* Begin ENTRIES SUPPLIED *

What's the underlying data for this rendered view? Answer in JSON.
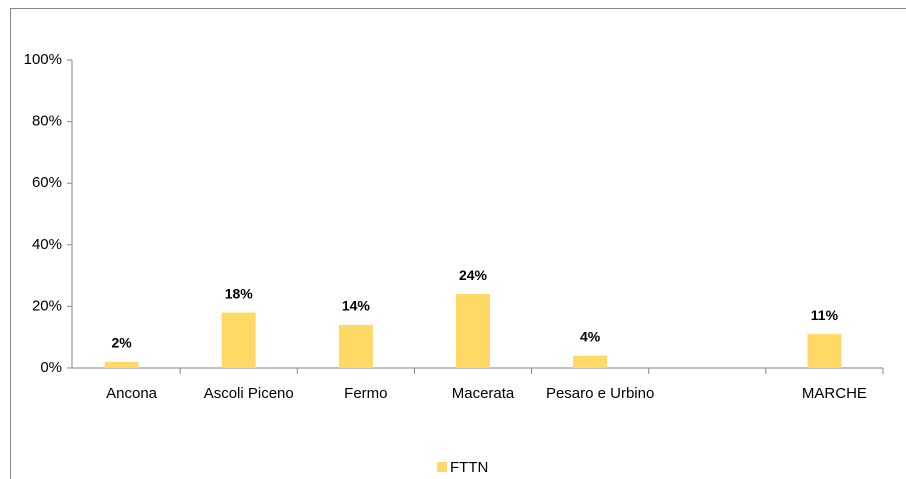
{
  "chart_data": {
    "type": "bar",
    "categories": [
      "Ancona",
      "Ascoli Piceno",
      "Fermo",
      "Macerata",
      "Pesaro e Urbino",
      null,
      "MARCHE"
    ],
    "series": [
      {
        "name": "FTTN",
        "color": "#ffd966",
        "values": [
          2,
          18,
          14,
          24,
          4,
          null,
          11
        ],
        "value_labels": [
          "2%",
          "18%",
          "14%",
          "24%",
          "4%",
          null,
          "11%"
        ]
      }
    ],
    "ylim": [
      0,
      100
    ],
    "yticks": [
      {
        "value": 0,
        "label": "0%"
      },
      {
        "value": 20,
        "label": "20%"
      },
      {
        "value": 40,
        "label": "40%"
      },
      {
        "value": 60,
        "label": "60%"
      },
      {
        "value": 80,
        "label": "80%"
      },
      {
        "value": 100,
        "label": "100%"
      }
    ],
    "legend": "bottom"
  }
}
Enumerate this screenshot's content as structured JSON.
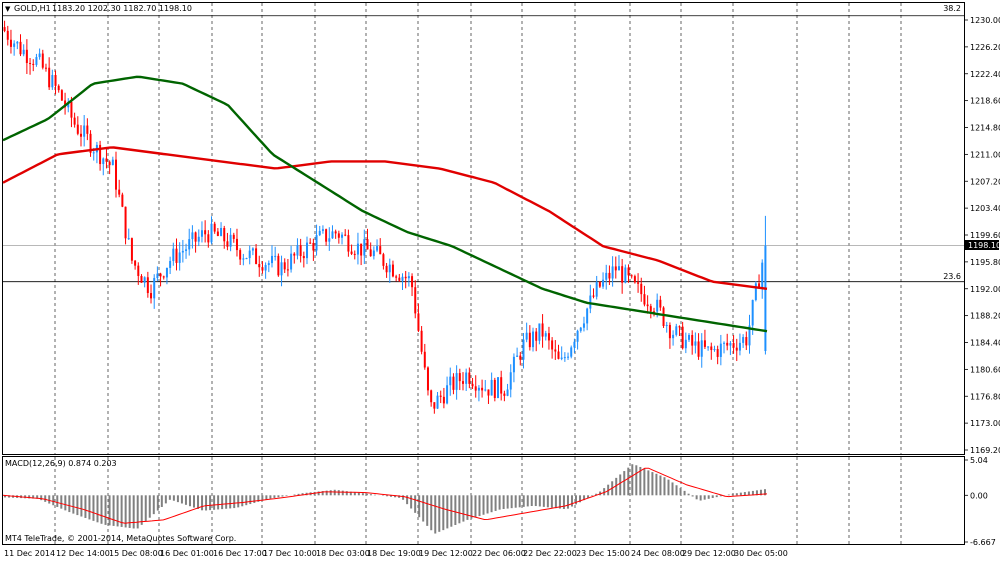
{
  "header": {
    "symbol_text": "GOLD,H1",
    "ohlc_text": "1183.20 1202.30 1182.70 1198.10",
    "corner_value": "38.2"
  },
  "level_label": "23.6",
  "current_price": "1198.10",
  "price_axis": [
    "1230.00",
    "1226.20",
    "1222.40",
    "1218.60",
    "1214.80",
    "1211.00",
    "1207.20",
    "1203.40",
    "1199.60",
    "1195.80",
    "1192.00",
    "1188.20",
    "1184.40",
    "1180.60",
    "1176.80",
    "1173.00",
    "1169.20"
  ],
  "macd": {
    "label": "MACD(12,26,9) 0.874 0.203",
    "axis": [
      "5.04",
      "0.00",
      "-6.667"
    ]
  },
  "watermark": "MT4 TeleTrade, © 2001-2014, MetaQuotes Software Corp.",
  "time_axis": [
    "11 Dec 2014",
    "12 Dec 14:00",
    "15 Dec 08:00",
    "16 Dec 01:00",
    "16 Dec 17:00",
    "17 Dec 10:00",
    "18 Dec 03:00",
    "18 Dec 19:00",
    "19 Dec 12:00",
    "22 Dec 06:00",
    "22 Dec 22:00",
    "23 Dec 15:00",
    "24 Dec 08:00",
    "29 Dec 12:00",
    "30 Dec 05:00"
  ],
  "colors": {
    "bull": "#1e90ff",
    "bear": "#ff0000",
    "ma_fast": "#006400",
    "ma_slow": "#e00000",
    "histogram": "#808080",
    "signal": "#ff0000",
    "price_tag": "#000000"
  },
  "chart_data": {
    "type": "candlestick",
    "symbol": "GOLD",
    "timeframe": "H1",
    "last_bar": {
      "open": 1183.2,
      "high": 1202.3,
      "low": 1182.7,
      "close": 1198.1
    },
    "price_anchors": [
      1229,
      1226,
      1224,
      1220,
      1215,
      1212,
      1209,
      1196,
      1192,
      1196,
      1198,
      1200,
      1199,
      1197,
      1196,
      1195,
      1197,
      1199,
      1200,
      1198,
      1197,
      1195,
      1193,
      1175,
      1178,
      1180,
      1178,
      1178,
      1184,
      1186,
      1181,
      1187,
      1192,
      1195,
      1192,
      1190,
      1186,
      1184,
      1183,
      1184,
      1185,
      1198
    ],
    "ma_fast_anchors": [
      1213,
      1216,
      1221,
      1222,
      1221,
      1218,
      1211,
      1207,
      1203,
      1200,
      1198,
      1195,
      1192,
      1190,
      1189,
      1188,
      1187,
      1186
    ],
    "ma_slow_anchors": [
      1207,
      1211,
      1212,
      1211,
      1210,
      1209,
      1210,
      1210,
      1209,
      1207,
      1203,
      1198,
      1196,
      1193,
      1192
    ],
    "macd_hist_anchors": [
      -0.3,
      -0.5,
      -2.5,
      -4.2,
      -4.8,
      -0.6,
      -2.2,
      -1.8,
      -0.5,
      0.3,
      0.8,
      0.2,
      -0.4,
      -5.5,
      -3.5,
      -2.0,
      -1.5,
      -2.0,
      0.5,
      4.5,
      2.5,
      -0.8,
      0.2,
      0.874
    ],
    "macd_signal_anchors": [
      0,
      -0.5,
      -2.0,
      -4.0,
      -3.5,
      -1.5,
      -1.0,
      -0.3,
      0.5,
      0.4,
      -0.2,
      -2.0,
      -3.5,
      -2.5,
      -1.5,
      0.5,
      4.0,
      1.5,
      -0.2,
      0.203
    ],
    "ylim": [
      1169.2,
      1230.0
    ],
    "macd_ylim": [
      -6.667,
      5.04
    ],
    "levels": [
      {
        "label": "38.2",
        "price": 1230.6
      },
      {
        "label": "23.6",
        "price": 1193.0
      },
      {
        "label": "",
        "price": 1198.1
      }
    ]
  }
}
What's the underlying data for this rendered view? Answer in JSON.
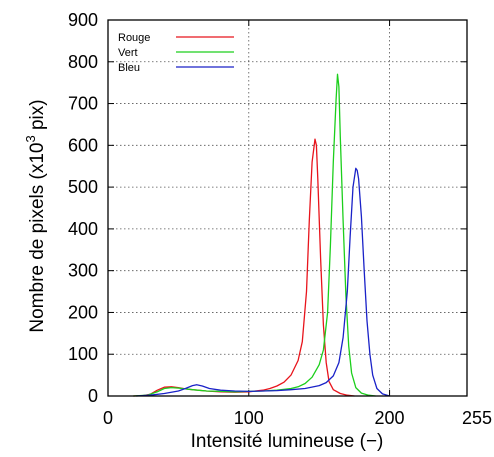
{
  "chart_data": {
    "type": "line",
    "title": "",
    "xlabel": "Intensité lumineuse (−)",
    "ylabel": {
      "main": "Nombre de pixels (x10",
      "sup": "3",
      "tail": " pix)"
    },
    "xlim": [
      0,
      255
    ],
    "ylim": [
      0,
      900
    ],
    "x_ticks": [
      0,
      100,
      200,
      255
    ],
    "y_ticks": [
      0,
      100,
      200,
      300,
      400,
      500,
      600,
      700,
      800,
      900
    ],
    "grid": true,
    "legend_position": "top-left",
    "series": [
      {
        "name": "Rouge",
        "color": "#e8141c",
        "points": [
          [
            18,
            0
          ],
          [
            25,
            1
          ],
          [
            30,
            4
          ],
          [
            35,
            14
          ],
          [
            40,
            21
          ],
          [
            45,
            22
          ],
          [
            50,
            20
          ],
          [
            55,
            17
          ],
          [
            60,
            15
          ],
          [
            70,
            12
          ],
          [
            80,
            10
          ],
          [
            90,
            9
          ],
          [
            100,
            10
          ],
          [
            110,
            14
          ],
          [
            115,
            18
          ],
          [
            120,
            24
          ],
          [
            125,
            33
          ],
          [
            130,
            50
          ],
          [
            135,
            85
          ],
          [
            138,
            130
          ],
          [
            141,
            250
          ],
          [
            143,
            420
          ],
          [
            145,
            560
          ],
          [
            147,
            615
          ],
          [
            148,
            600
          ],
          [
            149,
            520
          ],
          [
            151,
            330
          ],
          [
            153,
            170
          ],
          [
            155,
            80
          ],
          [
            157,
            35
          ],
          [
            160,
            15
          ],
          [
            165,
            6
          ],
          [
            170,
            2
          ],
          [
            175,
            0
          ]
        ]
      },
      {
        "name": "Vert",
        "color": "#1ccf1c",
        "points": [
          [
            18,
            0
          ],
          [
            28,
            2
          ],
          [
            35,
            10
          ],
          [
            40,
            18
          ],
          [
            45,
            20
          ],
          [
            50,
            19
          ],
          [
            55,
            17
          ],
          [
            60,
            15
          ],
          [
            70,
            12
          ],
          [
            80,
            11
          ],
          [
            90,
            10
          ],
          [
            100,
            11
          ],
          [
            110,
            12
          ],
          [
            120,
            14
          ],
          [
            130,
            18
          ],
          [
            135,
            22
          ],
          [
            140,
            30
          ],
          [
            145,
            45
          ],
          [
            150,
            75
          ],
          [
            153,
            110
          ],
          [
            156,
            200
          ],
          [
            158,
            360
          ],
          [
            160,
            560
          ],
          [
            162,
            710
          ],
          [
            163,
            770
          ],
          [
            164,
            740
          ],
          [
            165,
            620
          ],
          [
            167,
            420
          ],
          [
            169,
            240
          ],
          [
            171,
            120
          ],
          [
            173,
            55
          ],
          [
            176,
            20
          ],
          [
            180,
            7
          ],
          [
            185,
            2
          ],
          [
            190,
            0
          ]
        ]
      },
      {
        "name": "Bleu",
        "color": "#1a22c8",
        "points": [
          [
            20,
            0
          ],
          [
            30,
            2
          ],
          [
            40,
            6
          ],
          [
            50,
            12
          ],
          [
            55,
            18
          ],
          [
            60,
            25
          ],
          [
            63,
            27
          ],
          [
            67,
            24
          ],
          [
            72,
            18
          ],
          [
            80,
            14
          ],
          [
            90,
            12
          ],
          [
            100,
            11
          ],
          [
            110,
            12
          ],
          [
            120,
            13
          ],
          [
            130,
            15
          ],
          [
            140,
            18
          ],
          [
            150,
            25
          ],
          [
            155,
            32
          ],
          [
            160,
            48
          ],
          [
            164,
            80
          ],
          [
            167,
            140
          ],
          [
            170,
            250
          ],
          [
            172,
            380
          ],
          [
            174,
            500
          ],
          [
            176,
            545
          ],
          [
            177,
            540
          ],
          [
            178,
            520
          ],
          [
            180,
            430
          ],
          [
            182,
            300
          ],
          [
            184,
            180
          ],
          [
            186,
            100
          ],
          [
            188,
            50
          ],
          [
            191,
            18
          ],
          [
            195,
            5
          ],
          [
            200,
            0
          ]
        ]
      }
    ]
  }
}
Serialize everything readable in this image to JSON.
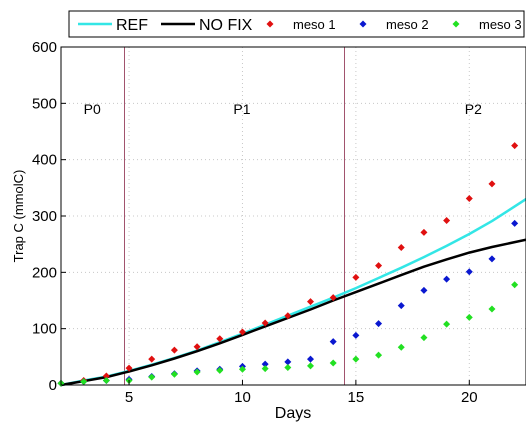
{
  "chart_data": {
    "type": "scatter",
    "xlabel": "Days",
    "ylabel": "Trap C (mmolC)",
    "xlim": [
      2,
      22.5
    ],
    "ylim": [
      0,
      600
    ],
    "xticks": [
      5,
      10,
      15,
      20
    ],
    "yticks": [
      0,
      100,
      200,
      300,
      400,
      500,
      600
    ],
    "grid": true,
    "legend_position": "top",
    "phases": [
      {
        "label": "P0",
        "x": 3.0,
        "y": 490
      },
      {
        "label": "P1",
        "x": 9.6,
        "y": 490
      },
      {
        "label": "P2",
        "x": 19.8,
        "y": 490
      }
    ],
    "phase_boundaries": [
      4.8,
      14.5
    ],
    "lines": [
      {
        "name": "REF",
        "color": "#33e6e6",
        "x": [
          2,
          3,
          4,
          5,
          6,
          7,
          8,
          9,
          10,
          11,
          12,
          13,
          14,
          15,
          16,
          17,
          18,
          19,
          20,
          21,
          22.5
        ],
        "y": [
          0,
          8,
          15,
          25,
          36,
          48,
          61,
          76,
          91,
          107,
          123,
          139,
          155,
          172,
          190,
          208,
          227,
          247,
          268,
          291,
          330
        ]
      },
      {
        "name": "NO FIX",
        "color": "#000000",
        "x": [
          2,
          3,
          4,
          5,
          6,
          7,
          8,
          9,
          10,
          11,
          12,
          13,
          14,
          15,
          16,
          17,
          18,
          19,
          20,
          21,
          22.5
        ],
        "y": [
          0,
          7,
          14,
          24,
          35,
          47,
          60,
          74,
          89,
          104,
          119,
          134,
          150,
          165,
          180,
          195,
          210,
          223,
          235,
          245,
          258
        ]
      }
    ],
    "series": [
      {
        "name": "meso 1",
        "color": "#e01010",
        "x": [
          2,
          3,
          4,
          5,
          6,
          7,
          8,
          9,
          10,
          11,
          12,
          13,
          14,
          15,
          16,
          17,
          18,
          19,
          20,
          21,
          22
        ],
        "y": [
          3,
          8,
          16,
          30,
          46,
          62,
          68,
          82,
          94,
          110,
          123,
          148,
          155,
          191,
          212,
          244,
          271,
          292,
          331,
          357,
          425
        ]
      },
      {
        "name": "meso 2",
        "color": "#0a18d0",
        "x": [
          2,
          3,
          4,
          5,
          6,
          7,
          8,
          9,
          10,
          11,
          12,
          13,
          14,
          15,
          16,
          17,
          18,
          19,
          20,
          21,
          22
        ],
        "y": [
          3,
          6,
          8,
          10,
          15,
          20,
          25,
          28,
          33,
          37,
          41,
          46,
          77,
          88,
          109,
          141,
          168,
          188,
          201,
          224,
          287
        ]
      },
      {
        "name": "meso 3",
        "color": "#22e022",
        "x": [
          2,
          3,
          4,
          5,
          6,
          7,
          8,
          9,
          10,
          11,
          12,
          13,
          14,
          15,
          16,
          17,
          18,
          19,
          20,
          21,
          22
        ],
        "y": [
          3,
          6,
          8,
          8,
          14,
          19,
          23,
          26,
          28,
          29,
          31,
          34,
          39,
          46,
          53,
          67,
          84,
          108,
          120,
          135,
          178
        ]
      }
    ]
  }
}
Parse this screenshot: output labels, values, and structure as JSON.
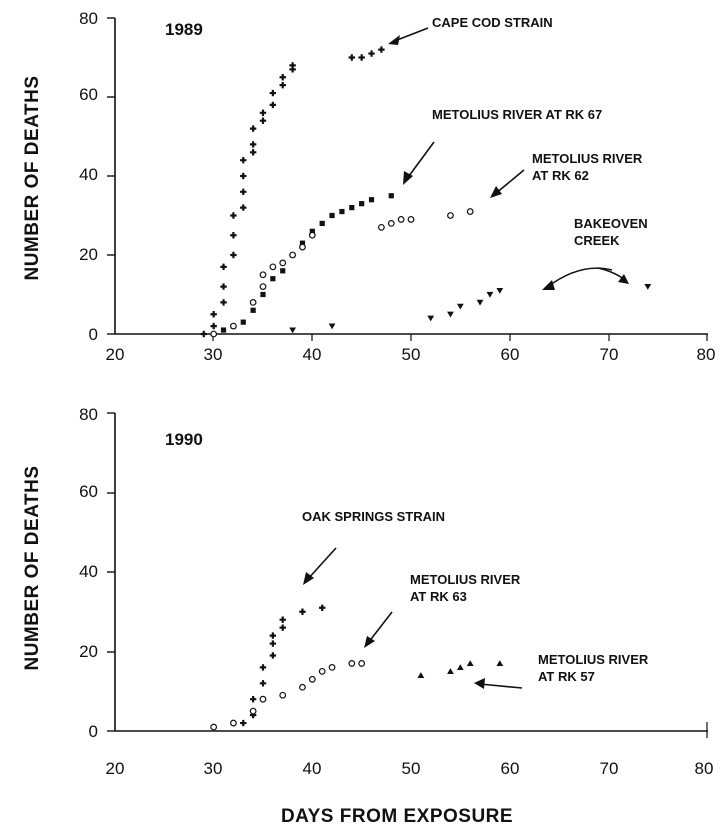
{
  "colors": {
    "ink": "#111111",
    "background": "#ffffff"
  },
  "figure": {
    "xlabel": "DAYS FROM EXPOSURE"
  },
  "chart_data": [
    {
      "type": "scatter",
      "title": "1989",
      "ylabel": "NUMBER OF DEATHS",
      "xlim": [
        20,
        80
      ],
      "ylim": [
        0,
        80
      ],
      "xticks": [
        "20",
        "30",
        "40",
        "50",
        "60",
        "70",
        "80"
      ],
      "yticks": [
        "0",
        "20",
        "40",
        "60",
        "80"
      ],
      "grid": false,
      "legend": "none",
      "series": [
        {
          "name": "CAPE COD STRAIN",
          "marker": "plus",
          "points": [
            [
              29,
              0
            ],
            [
              30,
              2
            ],
            [
              30,
              5
            ],
            [
              31,
              8
            ],
            [
              31,
              12
            ],
            [
              31,
              17
            ],
            [
              32,
              20
            ],
            [
              32,
              25
            ],
            [
              32,
              30
            ],
            [
              33,
              32
            ],
            [
              33,
              36
            ],
            [
              33,
              40
            ],
            [
              33,
              44
            ],
            [
              34,
              46
            ],
            [
              34,
              48
            ],
            [
              34,
              52
            ],
            [
              35,
              54
            ],
            [
              35,
              56
            ],
            [
              36,
              58
            ],
            [
              36,
              61
            ],
            [
              37,
              63
            ],
            [
              37,
              65
            ],
            [
              38,
              67
            ],
            [
              38,
              68
            ],
            [
              44,
              70
            ],
            [
              45,
              70
            ],
            [
              46,
              71
            ],
            [
              47,
              72
            ]
          ]
        },
        {
          "name": "METOLIUS RIVER AT RK 67",
          "marker": "square",
          "points": [
            [
              31,
              1
            ],
            [
              32,
              2
            ],
            [
              33,
              3
            ],
            [
              34,
              6
            ],
            [
              35,
              10
            ],
            [
              36,
              14
            ],
            [
              37,
              16
            ],
            [
              38,
              20
            ],
            [
              39,
              23
            ],
            [
              40,
              26
            ],
            [
              41,
              28
            ],
            [
              42,
              30
            ],
            [
              43,
              31
            ],
            [
              44,
              32
            ],
            [
              45,
              33
            ],
            [
              46,
              34
            ],
            [
              48,
              35
            ]
          ]
        },
        {
          "name": "METOLIUS RIVER AT RK 62",
          "marker": "open-circle",
          "points": [
            [
              30,
              0
            ],
            [
              32,
              2
            ],
            [
              34,
              8
            ],
            [
              35,
              12
            ],
            [
              35,
              15
            ],
            [
              36,
              17
            ],
            [
              37,
              18
            ],
            [
              38,
              20
            ],
            [
              39,
              22
            ],
            [
              40,
              25
            ],
            [
              47,
              27
            ],
            [
              48,
              28
            ],
            [
              49,
              29
            ],
            [
              50,
              29
            ],
            [
              54,
              30
            ],
            [
              56,
              31
            ]
          ]
        },
        {
          "name": "BAKEOVEN CREEK",
          "marker": "triangle-down",
          "points": [
            [
              38,
              1
            ],
            [
              42,
              2
            ],
            [
              52,
              4
            ],
            [
              54,
              5
            ],
            [
              55,
              7
            ],
            [
              57,
              8
            ],
            [
              58,
              10
            ],
            [
              59,
              11
            ],
            [
              74,
              12
            ]
          ]
        }
      ],
      "annotations": [
        {
          "text": "CAPE COD STRAIN"
        },
        {
          "text": "METOLIUS RIVER AT RK 67"
        },
        {
          "lines": [
            "METOLIUS RIVER",
            "AT RK 62"
          ]
        },
        {
          "lines": [
            "BAKEOVEN",
            "CREEK"
          ]
        }
      ]
    },
    {
      "type": "scatter",
      "title": "1990",
      "ylabel": "NUMBER OF DEATHS",
      "xlim": [
        20,
        80
      ],
      "ylim": [
        0,
        80
      ],
      "xticks": [
        "20",
        "30",
        "40",
        "50",
        "60",
        "70",
        "80"
      ],
      "yticks": [
        "0",
        "20",
        "40",
        "60",
        "80"
      ],
      "grid": false,
      "legend": "none",
      "series": [
        {
          "name": "OAK SPRINGS STRAIN",
          "marker": "plus",
          "points": [
            [
              33,
              2
            ],
            [
              34,
              4
            ],
            [
              34,
              8
            ],
            [
              35,
              12
            ],
            [
              35,
              16
            ],
            [
              36,
              19
            ],
            [
              36,
              22
            ],
            [
              36,
              24
            ],
            [
              37,
              26
            ],
            [
              37,
              28
            ],
            [
              39,
              30
            ],
            [
              41,
              31
            ]
          ]
        },
        {
          "name": "METOLIUS RIVER AT RK 63",
          "marker": "open-circle",
          "points": [
            [
              30,
              1
            ],
            [
              32,
              2
            ],
            [
              34,
              5
            ],
            [
              35,
              8
            ],
            [
              37,
              9
            ],
            [
              39,
              11
            ],
            [
              40,
              13
            ],
            [
              41,
              15
            ],
            [
              42,
              16
            ],
            [
              44,
              17
            ],
            [
              45,
              17
            ]
          ]
        },
        {
          "name": "METOLIUS RIVER AT RK 57",
          "marker": "triangle",
          "points": [
            [
              51,
              14
            ],
            [
              54,
              15
            ],
            [
              55,
              16
            ],
            [
              56,
              17
            ],
            [
              59,
              17
            ]
          ]
        }
      ],
      "annotations": [
        {
          "text": "OAK SPRINGS STRAIN"
        },
        {
          "lines": [
            "METOLIUS RIVER",
            "AT RK 63"
          ]
        },
        {
          "lines": [
            "METOLIUS RIVER",
            "AT RK 57"
          ]
        }
      ]
    }
  ]
}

* End ENTRIES SUPPLIED *

**OBJECTIVE:** List every line above that contains the word "METOLIUS".

**EXERCISE RESULT:**
          "name": "METOLIUS RIVER AT RK 67",
          "name": "METOLIUS RIVER AT RK 62",
          "text": "METOLIUS RIVER AT RK 67"
            "METOLIUS RIVER",
          "name": "METOLIUS RIVER AT RK 63",
          "name": "METOLIUS RIVER AT RK 57",
            "METOLIUS RIVER",
            "METOLIUS RIVER",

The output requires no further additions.